- **Task description**:
In the entries below, count every line with the string "bien". State the count and nothing else.

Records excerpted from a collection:

____________________

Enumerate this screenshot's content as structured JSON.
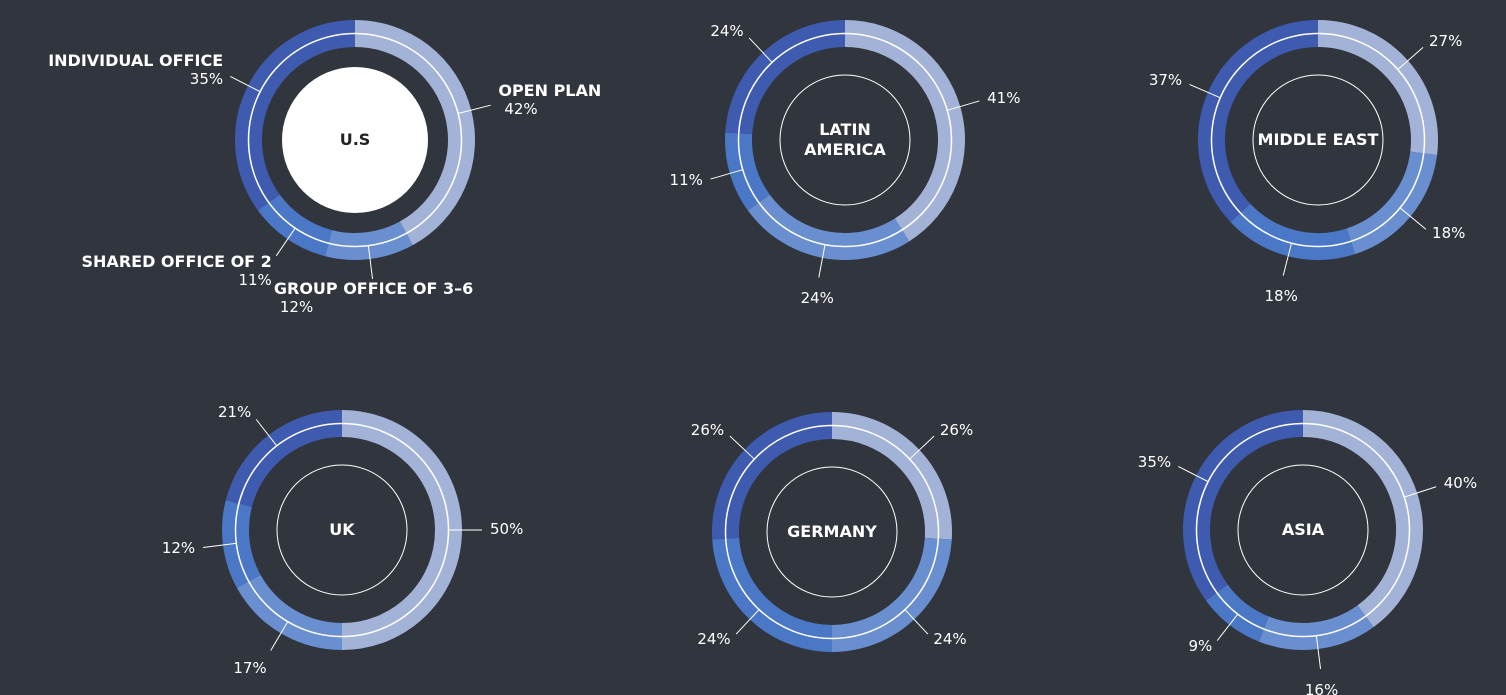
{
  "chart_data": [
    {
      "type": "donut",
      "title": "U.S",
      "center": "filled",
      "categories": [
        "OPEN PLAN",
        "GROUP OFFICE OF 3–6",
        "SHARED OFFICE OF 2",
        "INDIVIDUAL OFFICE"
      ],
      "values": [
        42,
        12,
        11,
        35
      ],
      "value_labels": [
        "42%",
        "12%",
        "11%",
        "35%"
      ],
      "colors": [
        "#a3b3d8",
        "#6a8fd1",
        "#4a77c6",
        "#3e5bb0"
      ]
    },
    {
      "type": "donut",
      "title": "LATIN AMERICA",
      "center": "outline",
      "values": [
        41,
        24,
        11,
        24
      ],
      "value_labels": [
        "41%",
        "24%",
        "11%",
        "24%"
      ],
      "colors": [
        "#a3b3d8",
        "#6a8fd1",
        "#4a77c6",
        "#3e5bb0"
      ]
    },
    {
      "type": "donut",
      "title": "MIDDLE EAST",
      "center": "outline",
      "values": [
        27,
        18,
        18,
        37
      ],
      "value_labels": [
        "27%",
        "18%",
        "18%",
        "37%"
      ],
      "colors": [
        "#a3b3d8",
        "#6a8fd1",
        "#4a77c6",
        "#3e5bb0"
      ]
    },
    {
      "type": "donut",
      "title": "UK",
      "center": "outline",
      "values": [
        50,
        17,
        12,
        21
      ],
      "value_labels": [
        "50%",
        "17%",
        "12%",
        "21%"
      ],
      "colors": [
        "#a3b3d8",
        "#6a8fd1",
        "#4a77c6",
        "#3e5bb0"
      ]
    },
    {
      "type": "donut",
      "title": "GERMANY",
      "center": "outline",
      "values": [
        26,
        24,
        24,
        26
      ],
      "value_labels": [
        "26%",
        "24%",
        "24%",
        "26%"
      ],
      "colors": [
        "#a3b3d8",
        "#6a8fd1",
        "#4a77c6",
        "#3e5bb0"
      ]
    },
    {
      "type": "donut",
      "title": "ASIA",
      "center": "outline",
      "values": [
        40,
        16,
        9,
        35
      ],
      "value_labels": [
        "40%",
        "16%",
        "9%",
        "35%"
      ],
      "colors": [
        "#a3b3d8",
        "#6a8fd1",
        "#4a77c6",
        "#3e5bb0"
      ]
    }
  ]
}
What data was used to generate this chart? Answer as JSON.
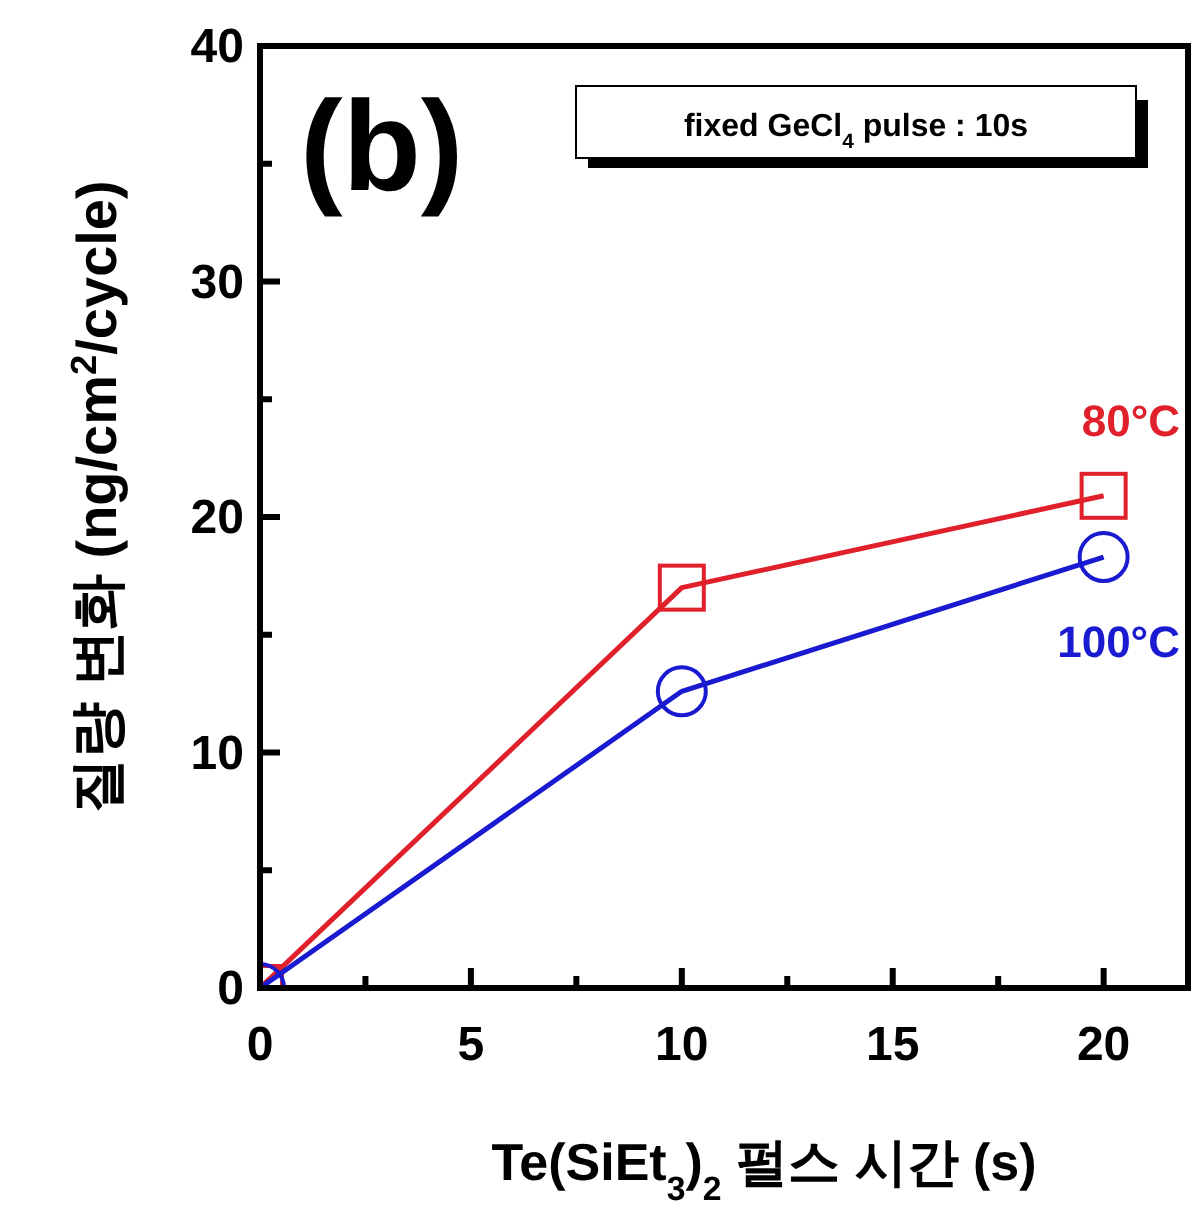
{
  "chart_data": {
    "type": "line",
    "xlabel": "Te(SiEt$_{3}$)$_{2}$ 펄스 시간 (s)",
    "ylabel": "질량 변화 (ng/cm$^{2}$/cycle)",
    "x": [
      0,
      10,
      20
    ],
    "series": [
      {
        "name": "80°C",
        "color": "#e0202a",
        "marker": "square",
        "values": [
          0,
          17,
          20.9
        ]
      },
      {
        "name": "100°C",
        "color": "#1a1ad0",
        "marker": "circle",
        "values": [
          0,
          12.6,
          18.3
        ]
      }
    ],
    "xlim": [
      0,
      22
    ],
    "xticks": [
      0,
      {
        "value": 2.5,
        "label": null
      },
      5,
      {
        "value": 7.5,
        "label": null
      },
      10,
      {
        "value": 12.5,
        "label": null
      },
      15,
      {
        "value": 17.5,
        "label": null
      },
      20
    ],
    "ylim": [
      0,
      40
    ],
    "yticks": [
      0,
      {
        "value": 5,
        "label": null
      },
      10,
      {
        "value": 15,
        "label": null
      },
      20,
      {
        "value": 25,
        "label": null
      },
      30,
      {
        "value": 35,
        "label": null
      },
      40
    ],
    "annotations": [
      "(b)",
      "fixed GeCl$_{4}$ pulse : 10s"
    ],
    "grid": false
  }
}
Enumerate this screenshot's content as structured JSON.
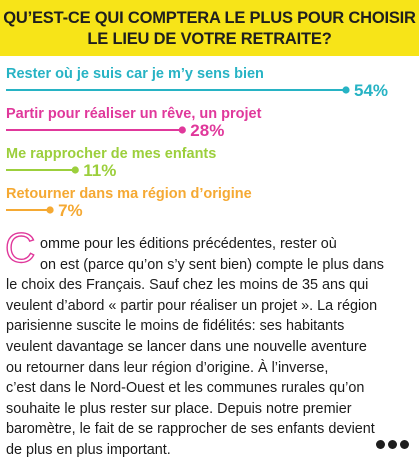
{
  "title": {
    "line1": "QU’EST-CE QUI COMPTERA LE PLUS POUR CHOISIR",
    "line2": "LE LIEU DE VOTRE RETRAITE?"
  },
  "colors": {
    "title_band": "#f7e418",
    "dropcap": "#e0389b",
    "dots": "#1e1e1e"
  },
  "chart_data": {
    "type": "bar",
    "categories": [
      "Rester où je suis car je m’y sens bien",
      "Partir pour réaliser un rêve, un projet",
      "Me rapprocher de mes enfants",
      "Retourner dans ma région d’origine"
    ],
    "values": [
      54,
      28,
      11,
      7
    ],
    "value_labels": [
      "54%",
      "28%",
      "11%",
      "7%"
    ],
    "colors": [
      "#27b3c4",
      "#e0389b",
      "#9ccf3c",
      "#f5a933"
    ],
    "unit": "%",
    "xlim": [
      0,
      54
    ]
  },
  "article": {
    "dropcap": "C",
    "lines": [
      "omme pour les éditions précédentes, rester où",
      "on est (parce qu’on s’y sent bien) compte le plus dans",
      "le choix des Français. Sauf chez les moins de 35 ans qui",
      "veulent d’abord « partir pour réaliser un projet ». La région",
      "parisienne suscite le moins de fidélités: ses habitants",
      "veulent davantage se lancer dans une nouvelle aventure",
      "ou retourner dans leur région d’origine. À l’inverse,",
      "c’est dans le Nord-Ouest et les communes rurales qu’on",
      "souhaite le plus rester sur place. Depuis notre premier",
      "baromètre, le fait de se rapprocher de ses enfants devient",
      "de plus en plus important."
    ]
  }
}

____________________

- **Answer**:
2